— start —
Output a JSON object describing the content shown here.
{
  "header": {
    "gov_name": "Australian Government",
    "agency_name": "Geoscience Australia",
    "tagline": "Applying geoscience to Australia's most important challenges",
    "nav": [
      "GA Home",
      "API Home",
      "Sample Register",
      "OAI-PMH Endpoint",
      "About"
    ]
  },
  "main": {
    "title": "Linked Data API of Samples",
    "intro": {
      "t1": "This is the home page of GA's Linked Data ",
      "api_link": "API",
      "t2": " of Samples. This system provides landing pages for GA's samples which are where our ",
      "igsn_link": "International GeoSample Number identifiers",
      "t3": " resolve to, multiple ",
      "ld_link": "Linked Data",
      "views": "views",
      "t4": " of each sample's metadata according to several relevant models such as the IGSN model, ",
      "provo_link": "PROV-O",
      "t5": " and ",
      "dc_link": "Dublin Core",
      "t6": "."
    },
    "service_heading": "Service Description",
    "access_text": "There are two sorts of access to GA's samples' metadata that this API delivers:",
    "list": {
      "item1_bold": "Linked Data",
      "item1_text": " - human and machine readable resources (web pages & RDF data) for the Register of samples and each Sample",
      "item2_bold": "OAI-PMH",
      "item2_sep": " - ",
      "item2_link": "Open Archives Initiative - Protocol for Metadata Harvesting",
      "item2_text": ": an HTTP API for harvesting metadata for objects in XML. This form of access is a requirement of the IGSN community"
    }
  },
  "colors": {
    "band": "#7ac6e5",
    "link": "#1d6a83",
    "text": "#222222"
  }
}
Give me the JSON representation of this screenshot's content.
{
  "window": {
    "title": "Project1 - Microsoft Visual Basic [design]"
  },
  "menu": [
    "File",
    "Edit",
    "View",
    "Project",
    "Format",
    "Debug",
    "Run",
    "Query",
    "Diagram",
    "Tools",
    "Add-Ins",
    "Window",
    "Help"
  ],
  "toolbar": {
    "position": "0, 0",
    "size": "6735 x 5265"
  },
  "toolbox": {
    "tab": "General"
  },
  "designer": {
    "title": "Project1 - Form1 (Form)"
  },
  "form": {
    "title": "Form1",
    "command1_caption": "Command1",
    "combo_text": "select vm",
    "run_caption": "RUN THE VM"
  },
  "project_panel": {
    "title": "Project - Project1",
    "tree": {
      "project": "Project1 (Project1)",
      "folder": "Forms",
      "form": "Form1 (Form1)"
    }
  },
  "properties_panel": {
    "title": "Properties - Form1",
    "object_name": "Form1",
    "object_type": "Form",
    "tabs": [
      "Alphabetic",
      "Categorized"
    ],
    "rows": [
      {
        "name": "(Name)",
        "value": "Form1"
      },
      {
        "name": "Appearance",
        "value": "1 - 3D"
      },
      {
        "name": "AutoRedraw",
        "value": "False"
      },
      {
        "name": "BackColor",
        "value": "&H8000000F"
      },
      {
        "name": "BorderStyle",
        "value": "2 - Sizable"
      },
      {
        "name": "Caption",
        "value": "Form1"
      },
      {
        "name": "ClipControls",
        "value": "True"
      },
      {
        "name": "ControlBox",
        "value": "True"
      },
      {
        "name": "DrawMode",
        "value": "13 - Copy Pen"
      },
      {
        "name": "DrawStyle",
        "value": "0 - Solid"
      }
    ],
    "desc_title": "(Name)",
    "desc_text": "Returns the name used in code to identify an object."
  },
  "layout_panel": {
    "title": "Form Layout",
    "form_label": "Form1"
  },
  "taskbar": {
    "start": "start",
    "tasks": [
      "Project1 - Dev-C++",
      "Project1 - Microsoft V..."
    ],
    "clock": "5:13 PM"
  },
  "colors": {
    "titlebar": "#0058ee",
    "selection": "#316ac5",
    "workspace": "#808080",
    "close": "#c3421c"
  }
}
— end —
◆ Short problem: From the entries above, select each line containing the string "JSON".

◆ Response to the exercise:
Output a JSON object describing the content shown here.
Give me the JSON representation of this screenshot's content.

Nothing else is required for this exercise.